:: Data rows ::

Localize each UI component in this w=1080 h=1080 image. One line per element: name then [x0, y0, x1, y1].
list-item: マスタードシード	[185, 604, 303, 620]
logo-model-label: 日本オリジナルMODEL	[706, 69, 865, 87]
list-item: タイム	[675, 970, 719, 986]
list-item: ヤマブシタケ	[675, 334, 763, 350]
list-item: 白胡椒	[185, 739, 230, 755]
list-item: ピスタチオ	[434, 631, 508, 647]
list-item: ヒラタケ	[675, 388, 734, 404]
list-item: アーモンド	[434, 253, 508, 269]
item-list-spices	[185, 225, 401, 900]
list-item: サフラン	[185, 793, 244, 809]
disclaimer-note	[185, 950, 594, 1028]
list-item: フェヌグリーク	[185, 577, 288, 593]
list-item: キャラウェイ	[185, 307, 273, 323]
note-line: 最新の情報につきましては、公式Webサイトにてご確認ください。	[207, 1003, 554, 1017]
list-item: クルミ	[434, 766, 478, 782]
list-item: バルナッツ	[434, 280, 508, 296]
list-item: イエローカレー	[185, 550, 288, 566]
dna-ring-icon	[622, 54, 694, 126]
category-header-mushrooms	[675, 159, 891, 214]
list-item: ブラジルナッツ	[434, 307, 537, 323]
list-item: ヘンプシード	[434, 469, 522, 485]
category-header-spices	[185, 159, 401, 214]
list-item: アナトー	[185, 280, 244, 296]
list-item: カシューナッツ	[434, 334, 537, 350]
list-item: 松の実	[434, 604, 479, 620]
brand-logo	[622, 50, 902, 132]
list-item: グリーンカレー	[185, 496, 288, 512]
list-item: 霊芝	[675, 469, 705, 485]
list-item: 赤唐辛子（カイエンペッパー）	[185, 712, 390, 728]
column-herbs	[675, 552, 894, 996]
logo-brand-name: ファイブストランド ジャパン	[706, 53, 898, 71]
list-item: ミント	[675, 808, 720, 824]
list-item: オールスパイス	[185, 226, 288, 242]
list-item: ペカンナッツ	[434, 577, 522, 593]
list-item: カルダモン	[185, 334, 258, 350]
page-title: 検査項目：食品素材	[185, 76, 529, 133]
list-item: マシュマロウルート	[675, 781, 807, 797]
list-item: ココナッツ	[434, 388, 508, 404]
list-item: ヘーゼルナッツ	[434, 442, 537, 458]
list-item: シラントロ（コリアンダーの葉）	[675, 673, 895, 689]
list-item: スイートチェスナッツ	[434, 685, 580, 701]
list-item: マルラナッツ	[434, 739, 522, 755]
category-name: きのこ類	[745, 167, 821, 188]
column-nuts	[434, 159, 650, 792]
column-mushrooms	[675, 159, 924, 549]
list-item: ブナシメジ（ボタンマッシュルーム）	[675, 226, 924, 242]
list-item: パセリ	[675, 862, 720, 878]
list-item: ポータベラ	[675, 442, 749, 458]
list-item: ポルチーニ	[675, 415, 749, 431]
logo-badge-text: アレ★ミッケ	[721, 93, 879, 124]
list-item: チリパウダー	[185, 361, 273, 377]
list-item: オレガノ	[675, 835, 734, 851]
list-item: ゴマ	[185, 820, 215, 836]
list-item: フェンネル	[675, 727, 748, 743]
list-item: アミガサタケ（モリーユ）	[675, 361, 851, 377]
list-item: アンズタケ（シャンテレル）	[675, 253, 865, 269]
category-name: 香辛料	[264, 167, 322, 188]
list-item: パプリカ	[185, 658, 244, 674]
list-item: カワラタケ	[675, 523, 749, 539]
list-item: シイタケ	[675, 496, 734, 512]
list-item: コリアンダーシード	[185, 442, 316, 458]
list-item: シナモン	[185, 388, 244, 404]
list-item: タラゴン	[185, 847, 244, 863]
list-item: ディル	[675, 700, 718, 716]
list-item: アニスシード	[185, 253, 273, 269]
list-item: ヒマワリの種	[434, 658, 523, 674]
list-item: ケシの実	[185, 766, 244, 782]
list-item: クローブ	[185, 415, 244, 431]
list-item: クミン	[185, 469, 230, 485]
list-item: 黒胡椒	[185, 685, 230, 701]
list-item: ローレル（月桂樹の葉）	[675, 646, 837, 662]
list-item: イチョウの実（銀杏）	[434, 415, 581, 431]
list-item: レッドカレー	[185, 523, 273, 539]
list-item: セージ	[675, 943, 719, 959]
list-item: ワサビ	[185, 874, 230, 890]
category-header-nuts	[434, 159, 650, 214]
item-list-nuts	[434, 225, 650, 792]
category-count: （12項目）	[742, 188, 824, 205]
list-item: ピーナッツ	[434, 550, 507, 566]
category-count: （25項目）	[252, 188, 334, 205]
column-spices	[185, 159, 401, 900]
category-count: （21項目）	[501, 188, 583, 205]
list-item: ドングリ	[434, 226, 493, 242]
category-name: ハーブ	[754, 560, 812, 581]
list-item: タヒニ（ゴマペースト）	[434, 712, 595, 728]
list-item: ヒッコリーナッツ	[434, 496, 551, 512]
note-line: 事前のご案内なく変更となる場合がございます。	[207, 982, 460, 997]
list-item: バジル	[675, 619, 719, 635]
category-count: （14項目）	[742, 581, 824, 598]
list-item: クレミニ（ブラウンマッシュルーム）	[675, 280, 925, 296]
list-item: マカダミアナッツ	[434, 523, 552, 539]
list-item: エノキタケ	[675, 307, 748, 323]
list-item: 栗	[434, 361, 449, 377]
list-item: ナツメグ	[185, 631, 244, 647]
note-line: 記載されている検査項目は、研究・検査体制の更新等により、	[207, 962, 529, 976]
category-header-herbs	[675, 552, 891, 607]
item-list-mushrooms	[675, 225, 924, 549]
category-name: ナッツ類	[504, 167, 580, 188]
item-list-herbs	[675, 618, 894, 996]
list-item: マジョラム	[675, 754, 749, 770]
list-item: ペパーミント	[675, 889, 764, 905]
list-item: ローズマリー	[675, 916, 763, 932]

:::

### Goal
Return the data unchanged, starting from its first line and ending with the line that contains "334, 763, 350]". Include both of those lines.

### Exercise solution
Localize each UI component in this w=1080 h=1080 image. One line per element: name then [x0, y0, x1, y1].
list-item: マスタードシード	[185, 604, 303, 620]
logo-model-label: 日本オリジナルMODEL	[706, 69, 865, 87]
list-item: タイム	[675, 970, 719, 986]
list-item: ヤマブシタケ	[675, 334, 763, 350]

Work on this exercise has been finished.